> **SHORT EXERCISE**
Write the listing below out again exactly, dropping the images.

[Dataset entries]

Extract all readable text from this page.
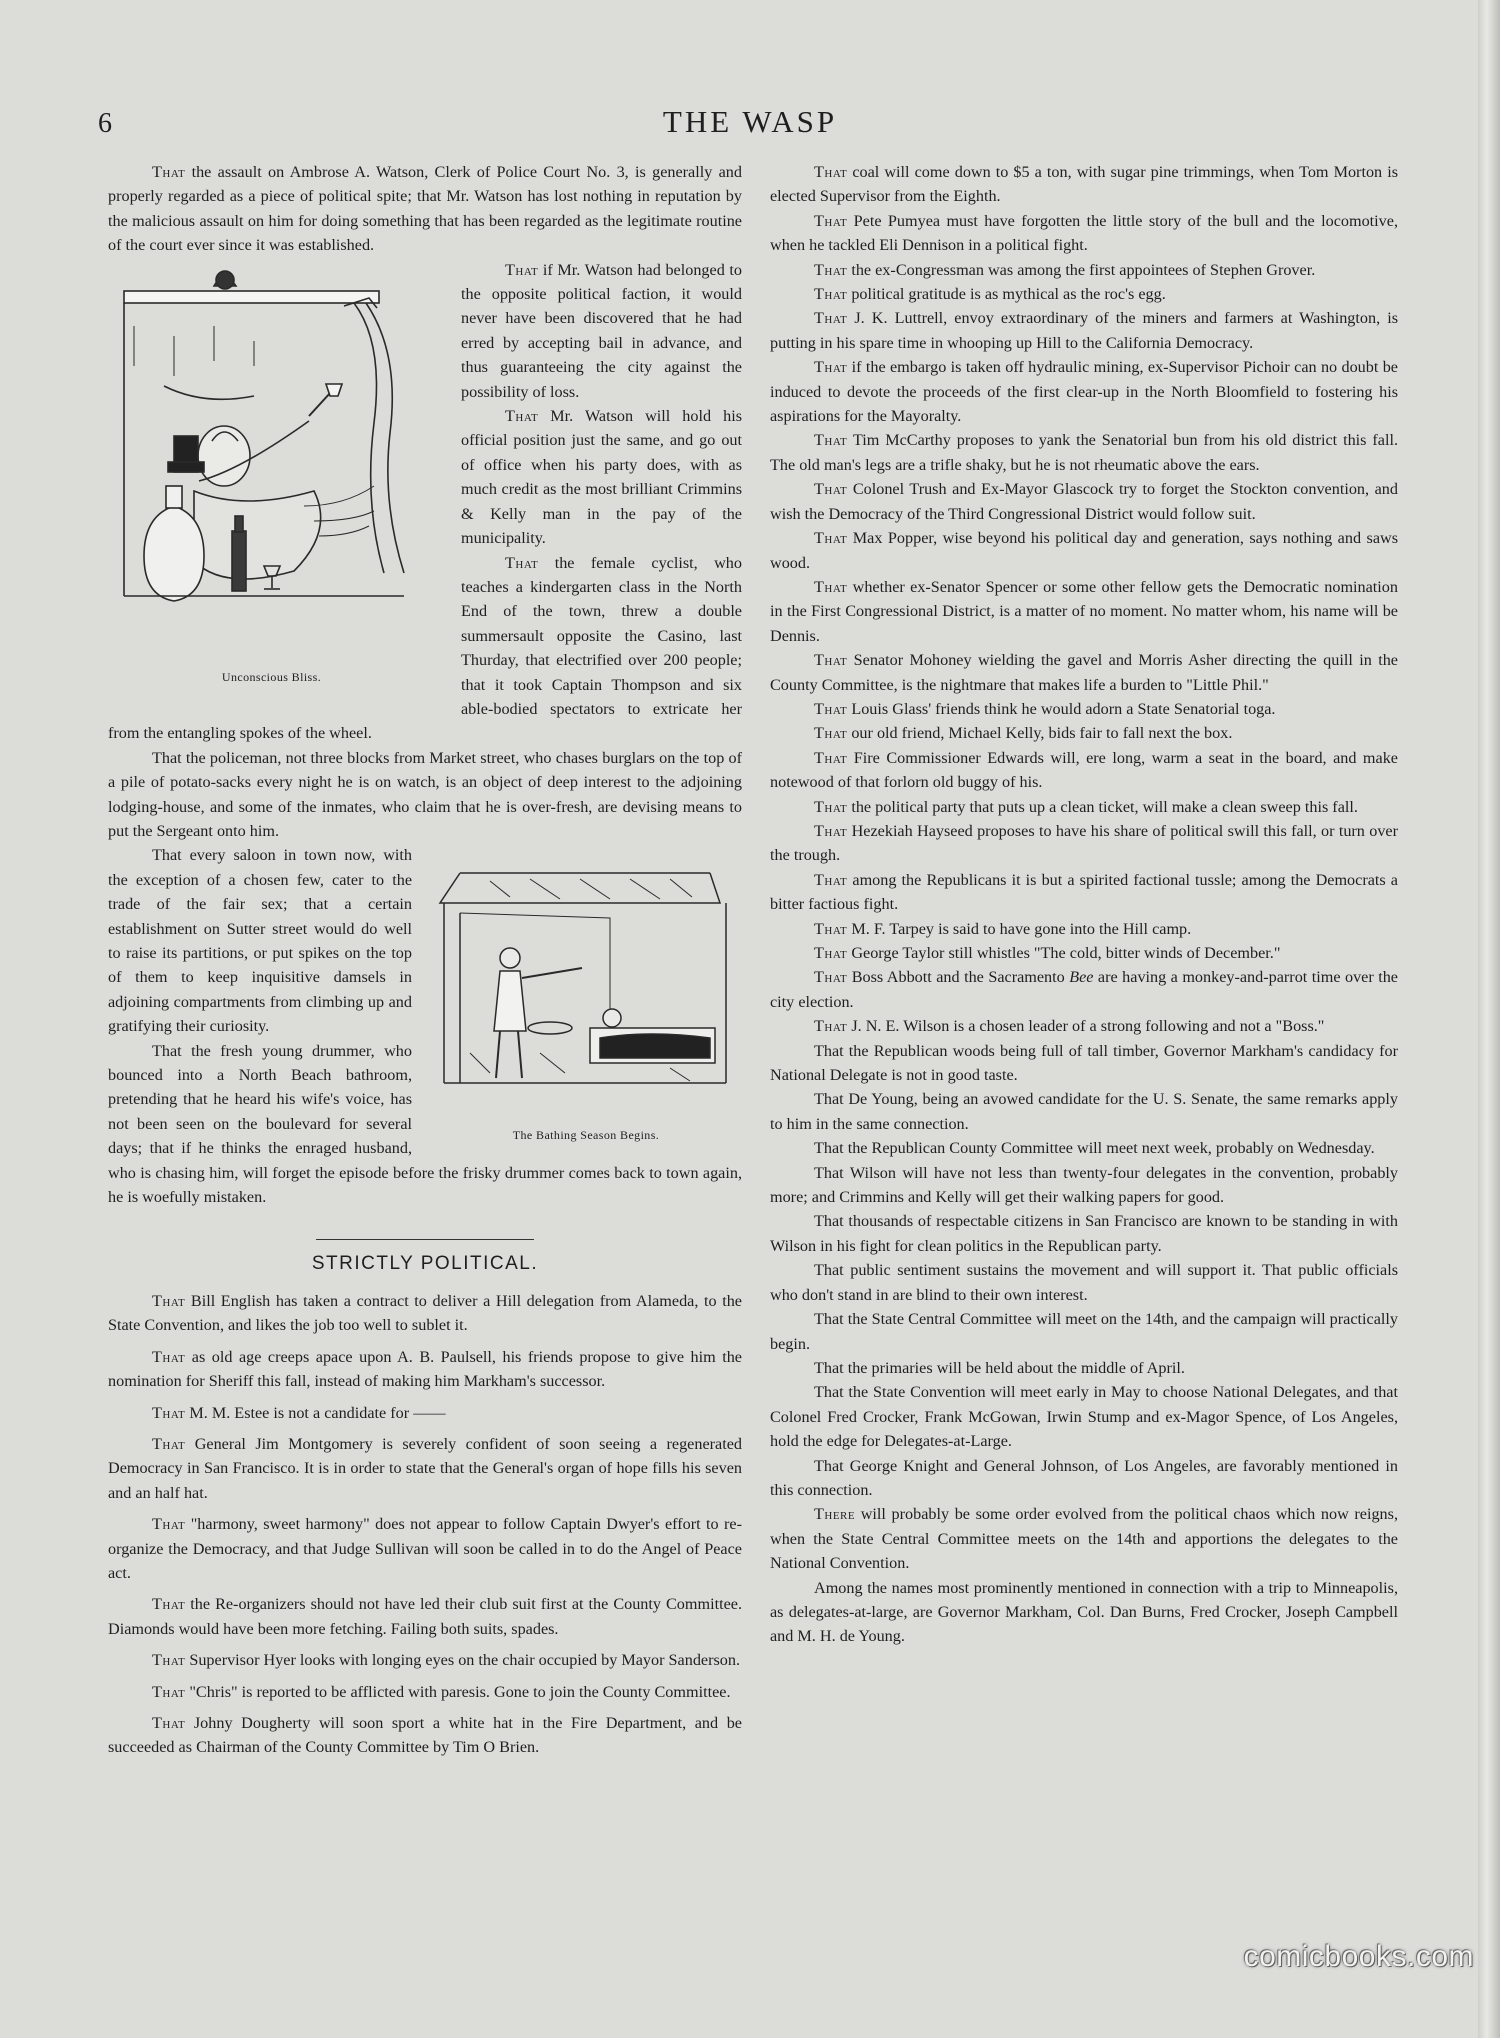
6	THE WASP

That the assault on Ambrose A. Watson, Clerk of Police Court No. 3, is generally and properly regarded as a piece of political spite; that Mr. Watson has lost nothing in reputation by the malicious assault on him for doing something that has been regarded as the legitimate routine of the court ever since it was established.

Unconscious Bliss.

That if Mr. Watson had belonged to the opposite political faction, it would never have been discovered that he had erred by accepting bail in advance, and thus guaranteeing the city against the possibility of loss.

That Mr. Watson will hold his official position just the same, and go out of office when his party does, with as much credit as the most brilliant Crimmins & Kelly man in the pay of the municipality.

That the female cyclist, who teaches a kindergarten class in the North End of the town, threw a double summersault opposite the Casino, last Thurday, that electrified over 200 people; that it took Captain Thompson and six able-bodied spectators to extricate her from the entangling spokes of the wheel.

That the policeman, not three blocks from Market street, who chases burglars on the top of a pile of potato-sacks every night he is on watch, is an object of deep interest to the adjoining lodging-house, and some of the inmates, who claim that he is over-fresh, are devising means to put the Sergeant onto him.

The Bathing Season Begins.

That every saloon in town now, with the exception of a chosen few, cater to the trade of the fair sex; that a certain establishment on Sutter street would do well to raise its partitions, or put spikes on the top of them to keep inquisitive damsels in adjoining compartments from climbing up and gratifying their curiosity.

That the fresh young drummer, who bounced into a North Beach bathroom, pretending that he heard his wife's voice, has not been seen on the boulevard for several days; that if he thinks the enraged husband, who is chasing him, will forget the episode before the frisky drummer comes back to town again, he is woefully mistaken.

STRICTLY POLITICAL.

That Bill English has taken a contract to deliver a Hill delegation from Alameda, to the State Convention, and likes the job too well to sublet it.

That as old age creeps apace upon A. B. Paulsell, his friends propose to give him the nomination for Sheriff this fall, instead of making him Markham's successor.

That M. M. Estee is not a candidate for ——

That General Jim Montgomery is severely confident of soon seeing a regenerated Democracy in San Francisco. It is in order to state that the General's organ of hope fills his seven and an half hat.

That "harmony, sweet harmony" does not appear to follow Captain Dwyer's effort to re-organize the Democracy, and that Judge Sullivan will soon be called in to do the Angel of Peace act.

That the Re-organizers should not have led their club suit first at the County Committee. Diamonds would have been more fetching. Failing both suits, spades.

That Supervisor Hyer looks with longing eyes on the chair occupied by Mayor Sanderson.

That "Chris" is reported to be afflicted with paresis. Gone to join the County Committee.

That Johny Dougherty will soon sport a white hat in the Fire Department, and be succeeded as Chairman of the County Committee by Tim O Brien.

That coal will come down to $5 a ton, with sugar pine trimmings, when Tom Morton is elected Supervisor from the Eighth.

That Pete Pumyea must have forgotten the little story of the bull and the locomotive, when he tackled Eli Dennison in a political fight.

That the ex-Congressman was among the first appointees of Stephen Grover.

That political gratitude is as mythical as the roc's egg.

That J. K. Luttrell, envoy extraordinary of the miners and farmers at Washington, is putting in his spare time in whooping up Hill to the California Democracy.

That if the embargo is taken off hydraulic mining, ex-Supervisor Pichoir can no doubt be induced to devote the proceeds of the first clear-up in the North Bloomfield to fostering his aspirations for the Mayoralty.

That Tim McCarthy proposes to yank the Senatorial bun from his old district this fall. The old man's legs are a trifle shaky, but he is not rheumatic above the ears.

That Colonel Trush and Ex-Mayor Glascock try to forget the Stockton convention, and wish the Democracy of the Third Congressional District would follow suit.

That Max Popper, wise beyond his political day and generation, says nothing and saws wood.

That whether ex-Senator Spencer or some other fellow gets the Democratic nomination in the First Congressional District, is a matter of no moment. No matter whom, his name will be Dennis.

That Senator Mohoney wielding the gavel and Morris Asher directing the quill in the County Committee, is the nightmare that makes life a burden to "Little Phil."

That Louis Glass' friends think he would adorn a State Senatorial toga.

That our old friend, Michael Kelly, bids fair to fall next the box.

That Fire Commissioner Edwards will, ere long, warm a seat in the board, and make notewood of that forlorn old buggy of his.

That the political party that puts up a clean ticket, will make a clean sweep this fall.

That Hezekiah Hayseed proposes to have his share of political swill this fall, or turn over the trough.

That among the Republicans it is but a spirited factional tussle; among the Democrats a bitter factious fight.

That M. F. Tarpey is said to have gone into the Hill camp.

That George Taylor still whistles "The cold, bitter winds of December."

That Boss Abbott and the Sacramento Bee are having a monkey-and-parrot time over the city election.

That J. N. E. Wilson is a chosen leader of a strong following and not a "Boss."

That the Republican woods being full of tall timber, Governor Markham's candidacy for National Delegate is not in good taste.

That De Young, being an avowed candidate for the U. S. Senate, the same remarks apply to him in the same connection.

That the Republican County Committee will meet next week, probably on Wednesday.

That Wilson will have not less than twenty-four delegates in the convention, probably more; and Crimmins and Kelly will get their walking papers for good.

That thousands of respectable citizens in San Francisco are known to be standing in with Wilson in his fight for clean politics in the Republican party.

That public sentiment sustains the movement and will support it. That public officials who don't stand in are blind to their own interest.

That the State Central Committee will meet on the 14th, and the campaign will practically begin.

That the primaries will be held about the middle of April.

That the State Convention will meet early in May to choose National Delegates, and that Colonel Fred Crocker, Frank McGowan, Irwin Stump and ex-Magor Spence, of Los Angeles, hold the edge for Delegates-at-Large.

That George Knight and General Johnson, of Los Angeles, are favorably mentioned in this connection.

There will probably be some order evolved from the political chaos which now reigns, when the State Central Committee meets on the 14th and apportions the delegates to the National Convention.

Among the names most prominently mentioned in connection with a trip to Minneapolis, as delegates-at-large, are Governor Markham, Col. Dan Burns, Fred Crocker, Joseph Campbell and M. H. de Young.

comicbooks.com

> **TASK RESULT**
Extract all readable text from this page.
6	THE WASP

That the assault on Ambrose A. Watson, Clerk of Police Court No. 3, is generally and properly regarded as a piece of political spite; that Mr. Watson has lost nothing in reputation by the malicious assault on him for doing something that has been regarded as the legitimate routine of the court ever since it was established.

Unconscious Bliss.

That if Mr. Watson had belonged to the opposite political faction, it would never have been discovered that he had erred by accepting bail in advance, and thus guaranteeing the city against the possibility of loss.

That Mr. Watson will hold his official position just the same, and go out of office when his party does, with as much credit as the most brilliant Crimmins & Kelly man in the pay of the municipality.

That the female cyclist, who teaches a kindergarten class in the North End of the town, threw a double summersault opposite the Casino, last Thurday, that electrified over 200 people; that it took Captain Thompson and six able-bodied spectators to extricate her from the entangling spokes of the wheel.

That the policeman, not three blocks from Market street, who chases burglars on the top of a pile of potato-sacks every night he is on watch, is an object of deep interest to the adjoining lodging-house, and some of the inmates, who claim that he is over-fresh, are devising means to put the Sergeant onto him.

The Bathing Season Begins.

That every saloon in town now, with the exception of a chosen few, cater to the trade of the fair sex; that a certain establishment on Sutter street would do well to raise its partitions, or put spikes on the top of them to keep inquisitive damsels in adjoining compartments from climbing up and gratifying their curiosity.

That the fresh young drummer, who bounced into a North Beach bathroom, pretending that he heard his wife's voice, has not been seen on the boulevard for several days; that if he thinks the enraged husband, who is chasing him, will forget the episode before the frisky drummer comes back to town again, he is woefully mistaken.

STRICTLY POLITICAL.

That Bill English has taken a contract to deliver a Hill delegation from Alameda, to the State Convention, and likes the job too well to sublet it.

That as old age creeps apace upon A. B. Paulsell, his friends propose to give him the nomination for Sheriff this fall, instead of making him Markham's successor.

That M. M. Estee is not a candidate for ——

That General Jim Montgomery is severely confident of soon seeing a regenerated Democracy in San Francisco. It is in order to state that the General's organ of hope fills his seven and an half hat.

That "harmony, sweet harmony" does not appear to follow Captain Dwyer's effort to re-organize the Democracy, and that Judge Sullivan will soon be called in to do the Angel of Peace act.

That the Re-organizers should not have led their club suit first at the County Committee. Diamonds would have been more fetching. Failing both suits, spades.

That Supervisor Hyer looks with longing eyes on the chair occupied by Mayor Sanderson.

That "Chris" is reported to be afflicted with paresis. Gone to join the County Committee.

That Johny Dougherty will soon sport a white hat in the Fire Department, and be succeeded as Chairman of the County Committee by Tim O Brien.

That coal will come down to $5 a ton, with sugar pine trimmings, when Tom Morton is elected Supervisor from the Eighth.

That Pete Pumyea must have forgotten the little story of the bull and the locomotive, when he tackled Eli Dennison in a political fight.

That the ex-Congressman was among the first appointees of Stephen Grover.

That political gratitude is as mythical as the roc's egg.

That J. K. Luttrell, envoy extraordinary of the miners and farmers at Washington, is putting in his spare time in whooping up Hill to the California Democracy.

That if the embargo is taken off hydraulic mining, ex-Supervisor Pichoir can no doubt be induced to devote the proceeds of the first clear-up in the North Bloomfield to fostering his aspirations for the Mayoralty.

That Tim McCarthy proposes to yank the Senatorial bun from his old district this fall. The old man's legs are a trifle shaky, but he is not rheumatic above the ears.

That Colonel Trush and Ex-Mayor Glascock try to forget the Stockton convention, and wish the Democracy of the Third Congressional District would follow suit.

That Max Popper, wise beyond his political day and generation, says nothing and saws wood.

That whether ex-Senator Spencer or some other fellow gets the Democratic nomination in the First Congressional District, is a matter of no moment. No matter whom, his name will be Dennis.

That Senator Mohoney wielding the gavel and Morris Asher directing the quill in the County Committee, is the nightmare that makes life a burden to "Little Phil."

That Louis Glass' friends think he would adorn a State Senatorial toga.

That our old friend, Michael Kelly, bids fair to fall next the box.

That Fire Commissioner Edwards will, ere long, warm a seat in the board, and make notewood of that forlorn old buggy of his.

That the political party that puts up a clean ticket, will make a clean sweep this fall.

That Hezekiah Hayseed proposes to have his share of political swill this fall, or turn over the trough.

That among the Republicans it is but a spirited factional tussle; among the Democrats a bitter factious fight.

That M. F. Tarpey is said to have gone into the Hill camp.

That George Taylor still whistles "The cold, bitter winds of December."

That Boss Abbott and the Sacramento Bee are having a monkey-and-parrot time over the city election.

That J. N. E. Wilson is a chosen leader of a strong following and not a "Boss."

That the Republican woods being full of tall timber, Governor Markham's candidacy for National Delegate is not in good taste.

That De Young, being an avowed candidate for the U. S. Senate, the same remarks apply to him in the same connection.

That the Republican County Committee will meet next week, probably on Wednesday.

That Wilson will have not less than twenty-four delegates in the convention, probably more; and Crimmins and Kelly will get their walking papers for good.

That thousands of respectable citizens in San Francisco are known to be standing in with Wilson in his fight for clean politics in the Republican party.

That public sentiment sustains the movement and will support it. That public officials who don't stand in are blind to their own interest.

That the State Central Committee will meet on the 14th, and the campaign will practically begin.

That the primaries will be held about the middle of April.

That the State Convention will meet early in May to choose National Delegates, and that Colonel Fred Crocker, Frank McGowan, Irwin Stump and ex-Magor Spence, of Los Angeles, hold the edge for Delegates-at-Large.

That George Knight and General Johnson, of Los Angeles, are favorably mentioned in this connection.

There will probably be some order evolved from the political chaos which now reigns, when the State Central Committee meets on the 14th and apportions the delegates to the National Convention.

Among the names most prominently mentioned in connection with a trip to Minneapolis, as delegates-at-large, are Governor Markham, Col. Dan Burns, Fred Crocker, Joseph Campbell and M. H. de Young.

comicbooks.com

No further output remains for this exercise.